::: Exercise inputs :::

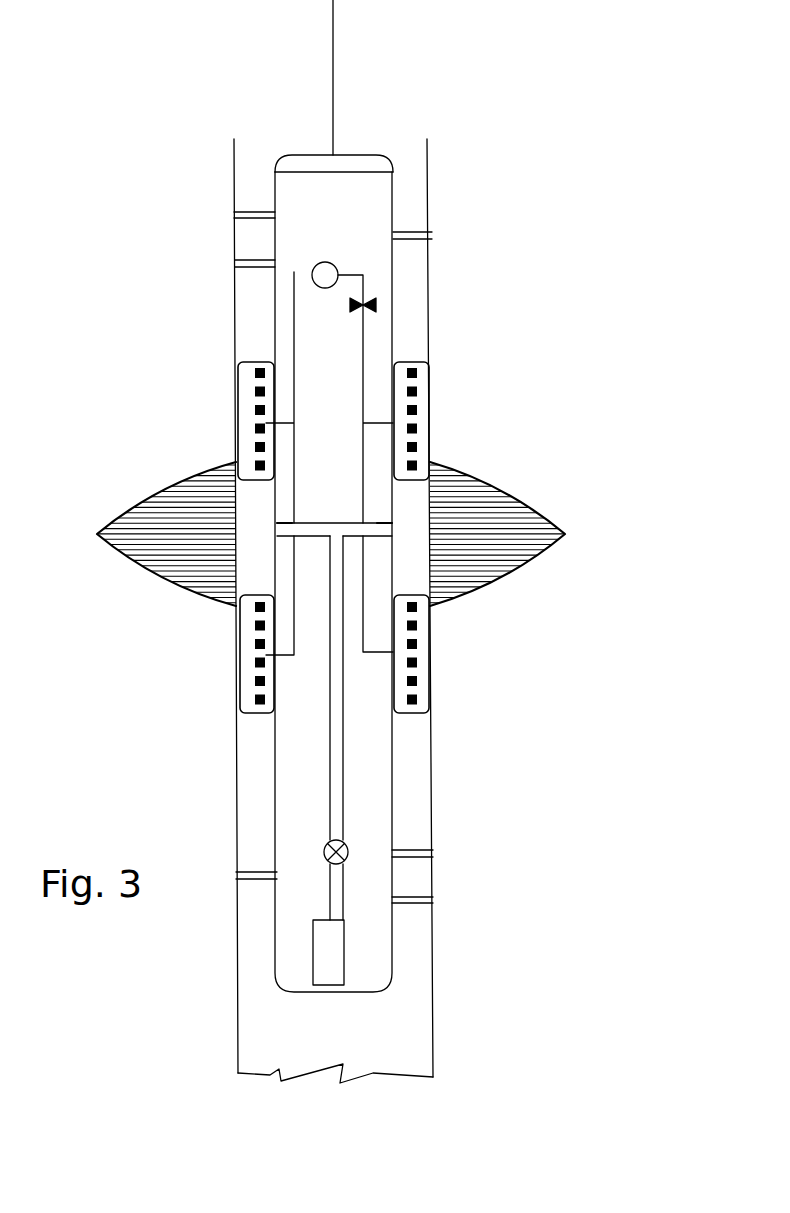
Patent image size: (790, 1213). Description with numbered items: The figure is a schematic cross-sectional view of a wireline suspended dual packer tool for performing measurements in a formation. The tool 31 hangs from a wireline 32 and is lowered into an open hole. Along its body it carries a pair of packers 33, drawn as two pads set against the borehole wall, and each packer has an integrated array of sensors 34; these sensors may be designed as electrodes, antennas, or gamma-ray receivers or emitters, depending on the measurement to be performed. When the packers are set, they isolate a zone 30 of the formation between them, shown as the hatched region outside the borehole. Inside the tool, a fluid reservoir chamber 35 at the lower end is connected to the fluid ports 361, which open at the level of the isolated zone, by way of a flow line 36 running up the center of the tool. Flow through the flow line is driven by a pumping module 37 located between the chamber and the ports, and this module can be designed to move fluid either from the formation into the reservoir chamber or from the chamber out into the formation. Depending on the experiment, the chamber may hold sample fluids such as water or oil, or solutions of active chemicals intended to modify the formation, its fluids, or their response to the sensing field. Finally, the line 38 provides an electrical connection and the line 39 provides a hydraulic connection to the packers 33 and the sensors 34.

The zone 30 is at (607, 442).
The tool 31 is at (290, 104).
The wireline 32 is at (333, 60).
The packers 33 is at (243, 398).
The sensors 34 is at (257, 445).
The fluid reservoir chamber 35 is at (322, 945).
The flow line 36 is at (342, 773).
The pumping module 37 is at (327, 845).
The line 38 is at (293, 358).
The line 39 is at (362, 332).
The fluid ports 361 is at (392, 527).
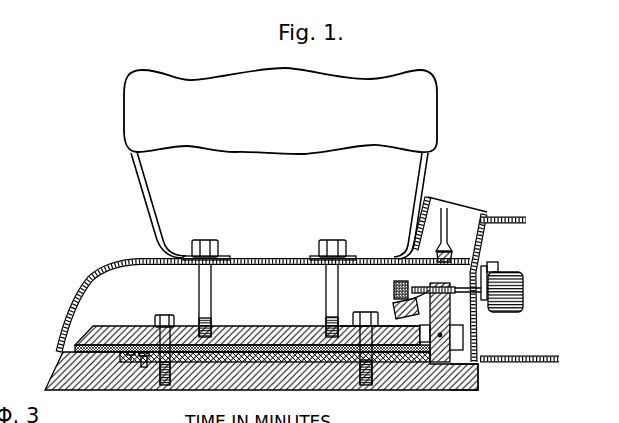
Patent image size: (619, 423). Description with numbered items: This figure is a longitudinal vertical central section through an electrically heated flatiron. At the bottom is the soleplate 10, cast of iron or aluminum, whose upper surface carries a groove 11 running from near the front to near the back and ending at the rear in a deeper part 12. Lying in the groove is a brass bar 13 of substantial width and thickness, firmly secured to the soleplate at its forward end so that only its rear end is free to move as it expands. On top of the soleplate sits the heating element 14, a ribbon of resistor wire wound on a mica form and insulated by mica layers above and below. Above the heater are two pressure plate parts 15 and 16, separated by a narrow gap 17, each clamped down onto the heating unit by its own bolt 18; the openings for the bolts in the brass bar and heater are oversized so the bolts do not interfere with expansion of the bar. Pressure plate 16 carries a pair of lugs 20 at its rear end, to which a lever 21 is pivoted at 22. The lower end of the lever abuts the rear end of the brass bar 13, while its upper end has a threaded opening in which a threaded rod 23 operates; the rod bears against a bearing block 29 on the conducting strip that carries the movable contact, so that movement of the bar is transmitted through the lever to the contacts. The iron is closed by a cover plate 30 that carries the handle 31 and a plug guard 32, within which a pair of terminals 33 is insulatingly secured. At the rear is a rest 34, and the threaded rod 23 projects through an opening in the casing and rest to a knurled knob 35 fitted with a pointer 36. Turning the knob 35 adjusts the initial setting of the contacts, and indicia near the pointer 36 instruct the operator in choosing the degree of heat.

The soleplate 10 is at (67, 384).
The groove 11 is at (127, 362).
The deeper part 12 is at (451, 372).
The brass bar 13 is at (223, 362).
The heating element 14 is at (77, 347).
The pressure plate 15 is at (127, 326).
The pressure plate 16 is at (388, 328).
The gap 17 is at (347, 330).
The bolt 18 is at (167, 315).
The lugs 20 is at (458, 333).
The lever 21 is at (434, 365).
The pivot 22 is at (441, 335).
The threaded rod 23 is at (460, 292).
The bearing block 29 is at (405, 286).
The cover plate 30 is at (124, 262).
The handle 31 is at (431, 104).
The plug guard 32 is at (487, 213).
The terminals 33 is at (448, 212).
The rest 34 is at (537, 356).
The knurled knob 35 is at (524, 284).
The pointer 36 is at (498, 266).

:::

Return each line of the material above that contains the word "fluid".

Patent image size: (790, 1213). Description with numbered items: The figure is a schematic cross-sectional view of a wireline suspended dual packer tool for performing measurements in a formation. The tool 31 hangs from a wireline 32 and is lowered into an open hole. Along its body it carries a pair of packers 33, drawn as two pads set against the borehole wall, and each packer has an integrated array of sensors 34; these sensors may be designed as electrodes, antennas, or gamma-ray receivers or emitters, depending on the measurement to be performed. When the packers are set, they isolate a zone 30 of the formation between them, shown as the hatched region outside the borehole. Inside the tool, a fluid reservoir chamber 35 at the lower end is connected to the fluid ports 361, which open at the level of the isolated zone, by way of a flow line 36 running up the center of the tool. Flow through the flow line is driven by a pumping module 37 located between the chamber and the ports, and this module can be designed to move fluid either from the formation into the reservoir chamber or from the chamber out into the formation. Depending on the experiment, the chamber may hold sample fluids such as water or oil, or solutions of active chemicals intended to modify the formation, its fluids, or their response to the sensing field. Finally, the line 38 provides an electrical connection and the line 39 provides a hydraulic connection to the packers 33 and the sensors 34.
The fluid reservoir chamber 35 is at (322, 945).
The fluid ports 361 is at (392, 527).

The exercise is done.